§ **PROVIDED PASSAGE**
ESV vs OTU after dada2

kmz · February 13, 2020, 10:53pm

Hello,

I have a general question about ESV and OTU. Normally, I perform analysis in dada2 and assume each unique ESV corresponds to a unique species. As a sanity check, I wanted to obtain the OTU composition of my data (16s paired end sequences). I basically followed the Moving pictures tutorial and created the file table.qza (using the dada2 option).

qiime dada2 denoise-paired
--i-demultiplexed-seqs demux.qza
--o-representative-sequences rep-seqs-dada2.qza
--o-table table-dada2.qza --o-denoising-stats stats-dada2.qza
--p-trunc-len-f 0
--p-trunc-len-r 0

My reads are 151 bp long from either ends. The read quality was good, so I did not want to trim. I tried to use trunc-len to be 150 for both forward and reverse, but even after 24h the code wasn't completed. So, I changed it to 0.

§ **PROVIDED INFORMATION**
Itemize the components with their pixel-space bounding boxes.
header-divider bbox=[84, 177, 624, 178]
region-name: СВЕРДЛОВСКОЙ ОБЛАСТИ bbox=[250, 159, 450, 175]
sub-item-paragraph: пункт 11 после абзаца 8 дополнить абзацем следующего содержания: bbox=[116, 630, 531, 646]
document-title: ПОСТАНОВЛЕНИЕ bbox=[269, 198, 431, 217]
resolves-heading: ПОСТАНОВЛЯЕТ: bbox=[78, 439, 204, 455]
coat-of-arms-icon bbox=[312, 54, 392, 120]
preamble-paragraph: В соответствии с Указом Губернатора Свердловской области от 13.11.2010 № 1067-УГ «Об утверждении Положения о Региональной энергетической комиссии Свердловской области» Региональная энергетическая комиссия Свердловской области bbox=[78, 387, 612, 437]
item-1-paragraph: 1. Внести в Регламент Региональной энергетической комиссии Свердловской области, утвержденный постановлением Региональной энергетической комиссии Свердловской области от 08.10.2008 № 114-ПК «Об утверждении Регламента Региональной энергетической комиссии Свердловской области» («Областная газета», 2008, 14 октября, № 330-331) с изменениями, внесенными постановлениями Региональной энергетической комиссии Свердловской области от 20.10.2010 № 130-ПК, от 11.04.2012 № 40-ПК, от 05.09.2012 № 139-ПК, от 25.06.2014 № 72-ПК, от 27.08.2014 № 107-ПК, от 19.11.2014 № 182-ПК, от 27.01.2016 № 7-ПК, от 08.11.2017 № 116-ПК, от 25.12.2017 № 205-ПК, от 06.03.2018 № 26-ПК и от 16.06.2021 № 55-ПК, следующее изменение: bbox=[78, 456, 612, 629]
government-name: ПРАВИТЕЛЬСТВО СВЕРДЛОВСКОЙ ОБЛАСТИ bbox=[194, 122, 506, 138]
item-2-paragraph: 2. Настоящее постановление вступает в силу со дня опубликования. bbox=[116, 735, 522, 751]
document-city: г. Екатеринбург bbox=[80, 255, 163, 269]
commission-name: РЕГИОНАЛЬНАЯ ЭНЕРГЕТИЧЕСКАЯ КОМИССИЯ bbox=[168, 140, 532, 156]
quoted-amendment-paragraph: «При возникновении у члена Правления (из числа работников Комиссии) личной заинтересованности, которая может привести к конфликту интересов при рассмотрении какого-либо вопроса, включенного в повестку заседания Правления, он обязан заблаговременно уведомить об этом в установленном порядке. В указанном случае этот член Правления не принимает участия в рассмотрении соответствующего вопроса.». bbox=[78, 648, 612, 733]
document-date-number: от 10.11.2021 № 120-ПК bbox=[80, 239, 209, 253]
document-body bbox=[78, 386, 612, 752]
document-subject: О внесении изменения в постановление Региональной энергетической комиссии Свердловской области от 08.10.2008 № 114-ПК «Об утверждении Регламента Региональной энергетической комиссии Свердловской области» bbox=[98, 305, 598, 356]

§ **YOUR TASKS**
1. Answer these from the ESV vs OTU post:
(a) How long are the reads from either end?
(b) Which tutorial was followed to create the table file?
(c) What value was first tried for trunc-len before it was changed to 0?
2. Copy word for word the stretch of the ESV vs OTU post that begins with "ESV vs OTU after" and stops after "the dada2 option).".

§ **THE REPLIES**
1.
(a) 151 bp
(b) The Moving pictures tutorial
(c) 150, for both forward and reverse

2.
ESV vs OTU after dada2

kmz · February 13, 2020, 10:53pm

Hello,

I have a general question about ESV and OTU. Normally, I perform analysis in dada2 and assume each unique ESV corresponds to a unique species. As a sanity check, I wanted to obtain the OTU composition of my data (16s paired end sequences). I basically followed the Moving pictures tutorial and created the file table.qza (using the dada2 option).